__Task to complete__. Of the lines in the data below, count the ones holding the string "JSON", and answer with that number only.

__Data records__.
-.-.-

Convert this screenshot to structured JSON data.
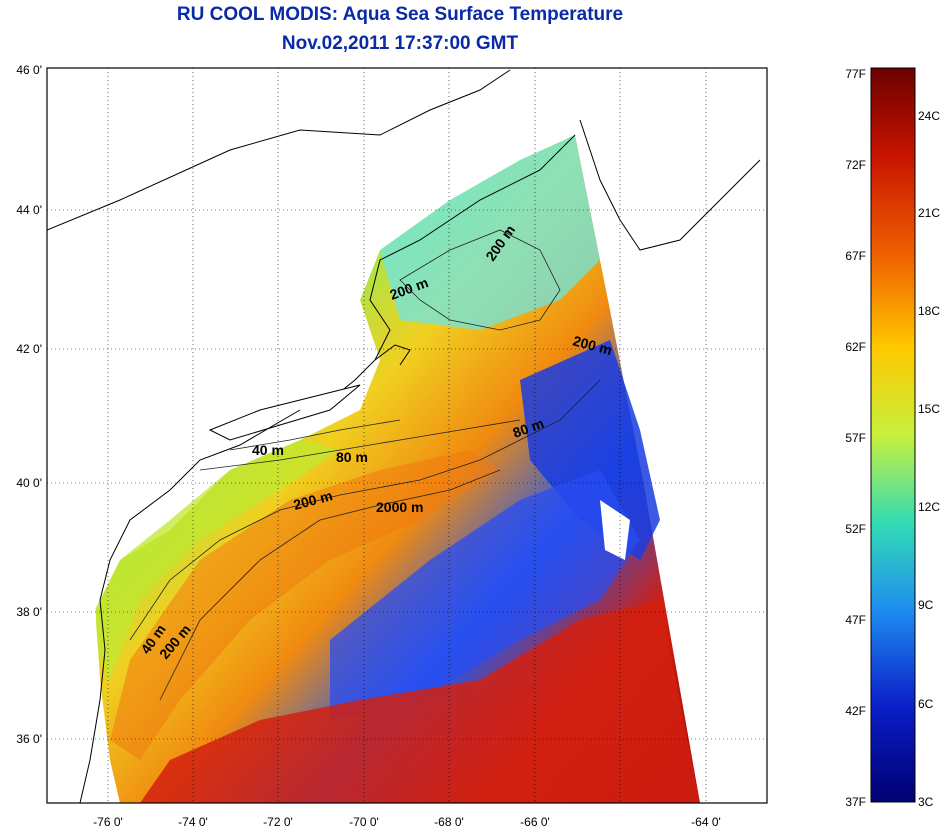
{
  "title": "RU COOL MODIS: Aqua Sea Surface Temperature",
  "subtitle": "Nov.02,2011 17:37:00 GMT",
  "latitude_labels": [
    "46 0'",
    "44 0'",
    "42 0'",
    "40 0'",
    "38 0'",
    "36 0'"
  ],
  "longitude_labels": [
    "-76 0'",
    "-74 0'",
    "-72 0'",
    "-70 0'",
    "-68 0'",
    "-66 0'",
    "-64 0'"
  ],
  "contour_labels": [
    "200 m",
    "200 m",
    "200 m",
    "40 m",
    "80 m",
    "80 m",
    "200 m",
    "2000 m",
    "40 m",
    "200 m"
  ],
  "colorbar": {
    "fahrenheit_labels": [
      "77F",
      "72F",
      "67F",
      "62F",
      "57F",
      "52F",
      "47F",
      "42F",
      "37F"
    ],
    "celsius_labels": [
      "24C",
      "21C",
      "18C",
      "15C",
      "12C",
      "9C",
      "6C",
      "3C"
    ],
    "colors": [
      "#6b0000",
      "#c81400",
      "#f06400",
      "#ffc800",
      "#c8f03c",
      "#32dcb4",
      "#1e8cf0",
      "#0a1ec8",
      "#000070"
    ]
  },
  "colors": {
    "title": "#0a2aa8",
    "coast": "#000000",
    "land": "#ffffff"
  }
}
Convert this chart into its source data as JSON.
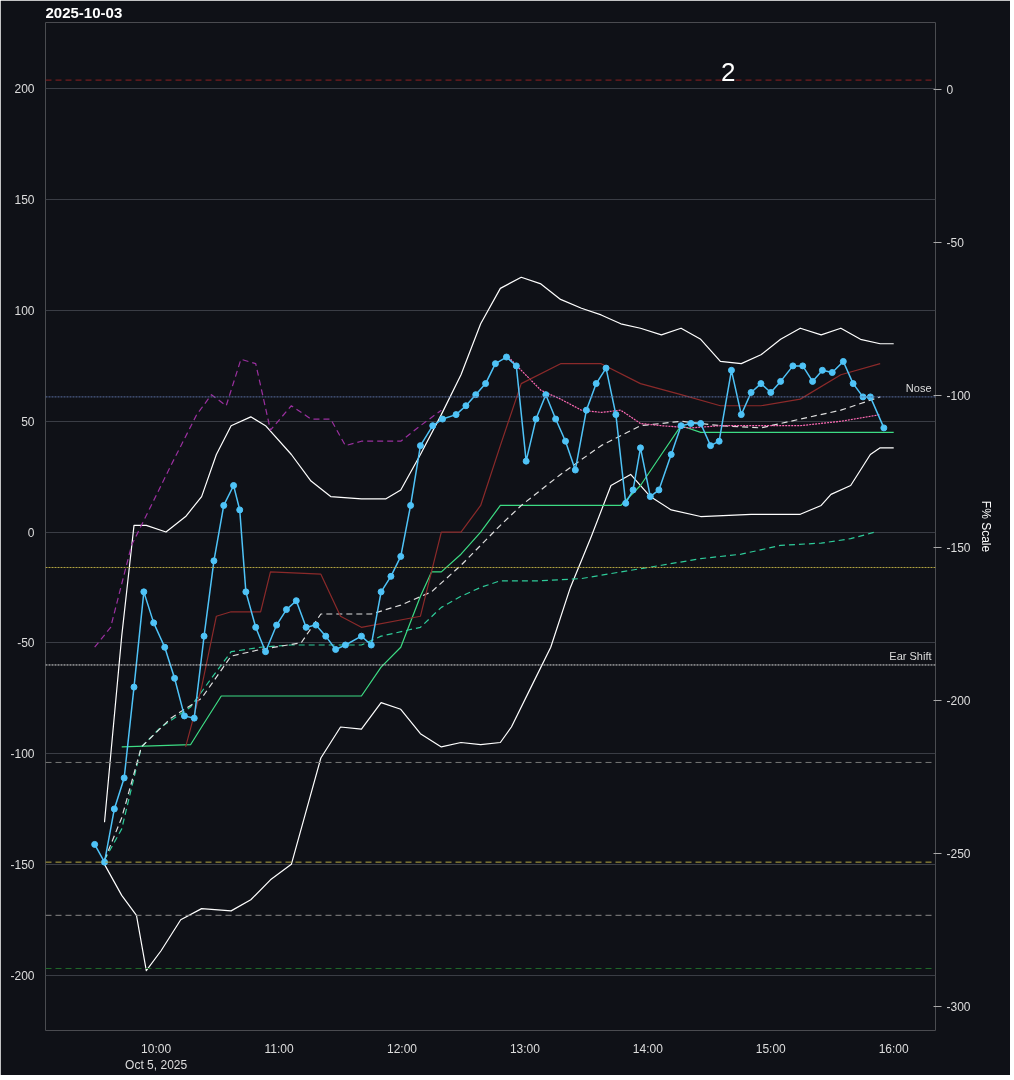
{
  "chart_data": {
    "type": "line",
    "title": "2025-10-03",
    "y2label": "F% Scale",
    "xlim": [
      9.1,
      16.34
    ],
    "ylim": [
      -225,
      230
    ],
    "y2lim": [
      -308,
      22
    ],
    "xticks": [
      {
        "value": 10,
        "label": "10:00\nOct 5, 2025"
      },
      {
        "value": 11,
        "label": "11:00"
      },
      {
        "value": 12,
        "label": "12:00"
      },
      {
        "value": 13,
        "label": "13:00"
      },
      {
        "value": 14,
        "label": "14:00"
      },
      {
        "value": 15,
        "label": "15:00"
      },
      {
        "value": 16,
        "label": "16:00"
      }
    ],
    "yticks": [
      -200,
      -150,
      -100,
      -50,
      0,
      50,
      100,
      150,
      200
    ],
    "y2ticks": [
      -300,
      -250,
      -200,
      -150,
      -100,
      -50,
      0
    ],
    "grid": "y",
    "series": [
      {
        "color": "#ffffff",
        "line_style": "solid",
        "x": [
          9.58,
          9.72,
          9.82,
          9.92,
          10.08,
          10.24,
          10.37,
          10.49,
          10.61,
          10.77,
          10.89,
          11.1,
          11.26,
          11.42,
          11.67,
          11.87,
          11.99,
          12.15,
          12.32,
          12.48,
          12.64,
          12.8,
          12.97,
          13.13,
          13.29,
          13.46,
          13.62,
          13.78,
          13.94,
          14.11,
          14.27,
          14.43,
          14.59,
          14.76,
          14.92,
          15.08,
          15.24,
          15.41,
          15.57,
          15.73,
          15.89,
          16.0
        ],
        "values": [
          -131,
          -47,
          3,
          3,
          0,
          7,
          16,
          35,
          48,
          52,
          48,
          35,
          23,
          16,
          15,
          15,
          19,
          35,
          53,
          71,
          94,
          110,
          115,
          112,
          105,
          101,
          98,
          94,
          92,
          89,
          92,
          87,
          77,
          76,
          80,
          87,
          92,
          89,
          92,
          87,
          85,
          85
        ]
      },
      {
        "color": "#ffffff",
        "line_style": "solid",
        "x": [
          9.58,
          9.72,
          9.84,
          9.92,
          10.04,
          10.2,
          10.37,
          10.61,
          10.77,
          10.93,
          11.1,
          11.18,
          11.34,
          11.5,
          11.67,
          11.83,
          11.99,
          12.15,
          12.32,
          12.48,
          12.64,
          12.8,
          12.89,
          13.05,
          13.21,
          13.37,
          13.54,
          13.7,
          13.86,
          14.02,
          14.19,
          14.43,
          14.84,
          15.24,
          15.41,
          15.49,
          15.65,
          15.81,
          15.89,
          16.0
        ],
        "values": [
          -150,
          -164,
          -173,
          -198,
          -189,
          -175,
          -170,
          -171,
          -166,
          -157,
          -150,
          -134,
          -102,
          -88,
          -89,
          -77,
          -80,
          -91,
          -97,
          -95,
          -96,
          -95,
          -88,
          -70,
          -52,
          -25,
          -2,
          21,
          26,
          16,
          10,
          7,
          8,
          8,
          12,
          17,
          21,
          35,
          38,
          38
        ]
      },
      {
        "color": "#3ddc84",
        "line_style": "solid",
        "x": [
          9.72,
          10.28,
          10.37,
          10.53,
          11.67,
          11.83,
          11.99,
          12.15,
          12.24,
          12.32,
          12.48,
          12.64,
          12.8,
          13.78,
          13.94,
          14.11,
          14.27,
          14.43,
          16.0
        ],
        "values": [
          -97,
          -96,
          -88,
          -74,
          -74,
          -61,
          -52,
          -29,
          -18,
          -18,
          -10,
          0,
          12,
          12,
          21,
          35,
          48,
          45,
          45
        ]
      },
      {
        "color": "#2ecc9a",
        "line_style": "dashed",
        "x": [
          9.58,
          9.72,
          9.88,
          10.04,
          10.28,
          10.45,
          10.61,
          10.85,
          11.1,
          11.67,
          11.83,
          12.15,
          12.32,
          12.48,
          12.64,
          12.8,
          13.13,
          13.46,
          13.78,
          14.11,
          14.43,
          14.76,
          15.08,
          15.41,
          15.65,
          15.85
        ],
        "values": [
          -148,
          -134,
          -97,
          -88,
          -79,
          -66,
          -54,
          -52,
          -51,
          -51,
          -47,
          -43,
          -34,
          -29,
          -25,
          -22,
          -22,
          -21,
          -18,
          -15,
          -12,
          -10,
          -6,
          -5,
          -3,
          0
        ]
      },
      {
        "color": "#e0e0e0",
        "line_style": "dashed",
        "x": [
          9.58,
          9.72,
          9.88,
          10.12,
          10.37,
          10.61,
          10.85,
          11.18,
          11.34,
          11.5,
          11.75,
          11.99,
          12.24,
          12.48,
          12.64,
          12.8,
          12.97,
          13.29,
          13.62,
          13.94,
          14.27,
          14.59,
          14.92,
          15.24,
          15.57,
          15.89
        ],
        "values": [
          -148,
          -129,
          -97,
          -84,
          -75,
          -56,
          -53,
          -50,
          -37,
          -37,
          -37,
          -33,
          -27,
          -15,
          -6,
          3,
          12,
          26,
          39,
          48,
          50,
          48,
          47,
          51,
          55,
          61
        ]
      },
      {
        "color": "#ff69b4",
        "line_style": "dotted",
        "x": [
          12.85,
          12.97,
          13.13,
          13.29,
          13.46,
          13.62,
          13.78,
          13.94,
          14.11,
          14.35,
          14.59,
          15.24,
          15.57,
          15.89
        ],
        "values": [
          80,
          73,
          64,
          60,
          55,
          54,
          55,
          49,
          48,
          47,
          48,
          48,
          50,
          53
        ]
      },
      {
        "color": "#9b30a0",
        "line_style": "dashed",
        "x": [
          9.5,
          9.63,
          9.8,
          9.96,
          10.12,
          10.33,
          10.45,
          10.57,
          10.69,
          10.81,
          10.93,
          11.1,
          11.26,
          11.42,
          11.54,
          11.67,
          11.99,
          12.15,
          12.32
        ],
        "values": [
          -52,
          -43,
          -6,
          12,
          30,
          53,
          62,
          57,
          78,
          76,
          46,
          57,
          51,
          51,
          39,
          41,
          41,
          48,
          55
        ]
      },
      {
        "color": "#8b2a2a",
        "line_style": "solid",
        "x": [
          10.24,
          10.37,
          10.49,
          10.61,
          10.85,
          10.93,
          11.34,
          11.5,
          11.67,
          12.15,
          12.32,
          12.48,
          12.64,
          12.8,
          12.97,
          13.29,
          13.62,
          13.94,
          14.27,
          14.59,
          14.92,
          15.24,
          15.57,
          15.89
        ],
        "values": [
          -97,
          -70,
          -38,
          -36,
          -36,
          -18,
          -19,
          -38,
          -43,
          -38,
          0,
          0,
          12,
          39,
          67,
          76,
          76,
          67,
          62,
          57,
          57,
          60,
          71,
          76
        ]
      },
      {
        "color": "#4fc3f7",
        "line_style": "solid",
        "marker": "circle",
        "x": [
          9.5,
          9.58,
          9.66,
          9.74,
          9.82,
          9.9,
          9.98,
          10.07,
          10.15,
          10.23,
          10.31,
          10.39,
          10.47,
          10.55,
          10.63,
          10.68,
          10.73,
          10.81,
          10.89,
          10.98,
          11.06,
          11.14,
          11.22,
          11.3,
          11.38,
          11.46,
          11.54,
          11.67,
          11.75,
          11.83,
          11.91,
          11.99,
          12.07,
          12.15,
          12.25,
          12.33,
          12.44,
          12.52,
          12.6,
          12.68,
          12.76,
          12.85,
          12.93,
          13.01,
          13.09,
          13.17,
          13.25,
          13.33,
          13.41,
          13.5,
          13.58,
          13.66,
          13.74,
          13.82,
          13.88,
          13.94,
          14.02,
          14.09,
          14.19,
          14.27,
          14.35,
          14.43,
          14.51,
          14.58,
          14.68,
          14.76,
          14.84,
          14.92,
          15.0,
          15.08,
          15.18,
          15.26,
          15.34,
          15.42,
          15.5,
          15.59,
          15.67,
          15.75,
          15.81,
          15.92
        ],
        "values": [
          -141,
          -149,
          -125,
          -111,
          -70,
          -27,
          -41,
          -52,
          -66,
          -83,
          -84,
          -47,
          -13,
          12,
          21,
          10,
          -27,
          -43,
          -54,
          -42,
          -35,
          -31,
          -43,
          -42,
          -47,
          -53,
          -51,
          -47,
          -51,
          -27,
          -20,
          -11,
          12,
          39,
          48,
          51,
          53,
          57,
          62,
          67,
          76,
          79,
          75,
          32,
          51,
          62,
          51,
          41,
          28,
          55,
          67,
          74,
          53,
          13,
          19,
          38,
          16,
          19,
          35,
          48,
          49,
          49,
          39,
          41,
          73,
          53,
          63,
          67,
          63,
          68,
          75,
          75,
          68,
          73,
          72,
          77,
          67,
          61,
          61,
          47
        ]
      }
    ],
    "ref_lines": [
      {
        "axis": "y",
        "value": 204,
        "color": "#8b2020",
        "line_style": "dashed"
      },
      {
        "axis": "y",
        "value": 61,
        "label": "Nose",
        "color": "#5a6fa0",
        "line_style": "dotted"
      },
      {
        "axis": "y",
        "value": -16,
        "color": "#b5a642",
        "line_style": "dotted"
      },
      {
        "axis": "y",
        "value": -60,
        "label": "Ear Shift",
        "color": "#dddddd",
        "line_style": "dotted"
      },
      {
        "axis": "y",
        "value": -104,
        "color": "#777777",
        "line_style": "dashed"
      },
      {
        "axis": "y",
        "value": -149,
        "color": "#b5a642",
        "line_style": "dashed"
      },
      {
        "axis": "y",
        "value": -173,
        "color": "#888888",
        "line_style": "dashed"
      },
      {
        "axis": "y",
        "value": -197,
        "color": "#1f6b2a",
        "line_style": "dashed"
      }
    ],
    "annotations": [
      "2"
    ]
  }
}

-.-.-

__Expected output__. 2